> [INPUT ROWS]:
○ ○ ○ ○ ○

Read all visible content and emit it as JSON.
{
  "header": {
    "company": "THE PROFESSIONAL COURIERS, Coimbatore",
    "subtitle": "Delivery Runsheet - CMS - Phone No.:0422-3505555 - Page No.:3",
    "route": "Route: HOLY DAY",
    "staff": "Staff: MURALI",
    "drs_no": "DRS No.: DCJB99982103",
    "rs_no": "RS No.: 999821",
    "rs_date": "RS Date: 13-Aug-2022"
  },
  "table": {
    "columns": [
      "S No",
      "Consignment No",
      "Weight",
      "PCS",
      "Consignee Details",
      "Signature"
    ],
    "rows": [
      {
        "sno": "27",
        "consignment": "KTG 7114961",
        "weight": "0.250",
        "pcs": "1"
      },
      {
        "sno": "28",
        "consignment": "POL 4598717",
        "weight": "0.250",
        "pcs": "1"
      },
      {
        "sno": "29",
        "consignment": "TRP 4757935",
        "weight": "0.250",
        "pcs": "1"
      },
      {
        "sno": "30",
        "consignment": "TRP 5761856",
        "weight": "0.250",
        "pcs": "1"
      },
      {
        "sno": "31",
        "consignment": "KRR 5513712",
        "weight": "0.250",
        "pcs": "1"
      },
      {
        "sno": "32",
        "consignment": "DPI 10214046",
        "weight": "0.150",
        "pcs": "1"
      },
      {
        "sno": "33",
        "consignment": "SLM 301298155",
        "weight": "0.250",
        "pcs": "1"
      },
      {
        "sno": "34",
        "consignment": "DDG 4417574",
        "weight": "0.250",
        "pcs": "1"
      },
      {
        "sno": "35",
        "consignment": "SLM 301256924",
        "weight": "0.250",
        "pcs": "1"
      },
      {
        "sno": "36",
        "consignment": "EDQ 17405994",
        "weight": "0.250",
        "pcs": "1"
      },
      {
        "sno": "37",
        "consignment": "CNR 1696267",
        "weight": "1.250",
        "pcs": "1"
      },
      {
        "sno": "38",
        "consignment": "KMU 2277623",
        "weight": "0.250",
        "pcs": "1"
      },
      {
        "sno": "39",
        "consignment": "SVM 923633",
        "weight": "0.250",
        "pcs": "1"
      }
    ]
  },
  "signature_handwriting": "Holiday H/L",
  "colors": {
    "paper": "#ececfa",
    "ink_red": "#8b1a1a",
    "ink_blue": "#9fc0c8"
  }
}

○ ○ ○ ○ ○

> [GOAL]: Could you transcribe the records in full, exactly?

> [TASK SOLUTION]:
Read all visible content and emit it as JSON.
{
  "header": {
    "company": "THE PROFESSIONAL COURIERS, Coimbatore",
    "subtitle": "Delivery Runsheet - CMS - Phone No.:0422-3505555 - Page No.:3",
    "route": "Route: HOLY DAY",
    "staff": "Staff: MURALI",
    "drs_no": "DRS No.: DCJB99982103",
    "rs_no": "RS No.: 999821",
    "rs_date": "RS Date: 13-Aug-2022"
  },
  "table": {
    "columns": [
      "S No",
      "Consignment No",
      "Weight",
      "PCS",
      "Consignee Details",
      "Signature"
    ],
    "rows": [
      {
        "sno": "27",
        "consignment": "KTG 7114961",
        "weight": "0.250",
        "pcs": "1"
      },
      {
        "sno": "28",
        "consignment": "POL 4598717",
        "weight": "0.250",
        "pcs": "1"
      },
      {
        "sno": "29",
        "consignment": "TRP 4757935",
        "weight": "0.250",
        "pcs": "1"
      },
      {
        "sno": "30",
        "consignment": "TRP 5761856",
        "weight": "0.250",
        "pcs": "1"
      },
      {
        "sno": "31",
        "consignment": "KRR 5513712",
        "weight": "0.250",
        "pcs": "1"
      },
      {
        "sno": "32",
        "consignment": "DPI 10214046",
        "weight": "0.150",
        "pcs": "1"
      },
      {
        "sno": "33",
        "consignment": "SLM 301298155",
        "weight": "0.250",
        "pcs": "1"
      },
      {
        "sno": "34",
        "consignment": "DDG 4417574",
        "weight": "0.250",
        "pcs": "1"
      },
      {
        "sno": "35",
        "consignment": "SLM 301256924",
        "weight": "0.250",
        "pcs": "1"
      },
      {
        "sno": "36",
        "consignment": "EDQ 17405994",
        "weight": "0.250",
        "pcs": "1"
      },
      {
        "sno": "37",
        "consignment": "CNR 1696267",
        "weight": "1.250",
        "pcs": "1"
      },
      {
        "sno": "38",
        "consignment": "KMU 2277623",
        "weight": "0.250",
        "pcs": "1"
      },
      {
        "sno": "39",
        "consignment": "SVM 923633",
        "weight": "0.250",
        "pcs": "1"
      }
    ]
  },
  "signature_handwriting": "Holiday H/L",
  "colors": {
    "paper": "#ececfa",
    "ink_red": "#8b1a1a",
    "ink_blue": "#9fc0c8"
  }
}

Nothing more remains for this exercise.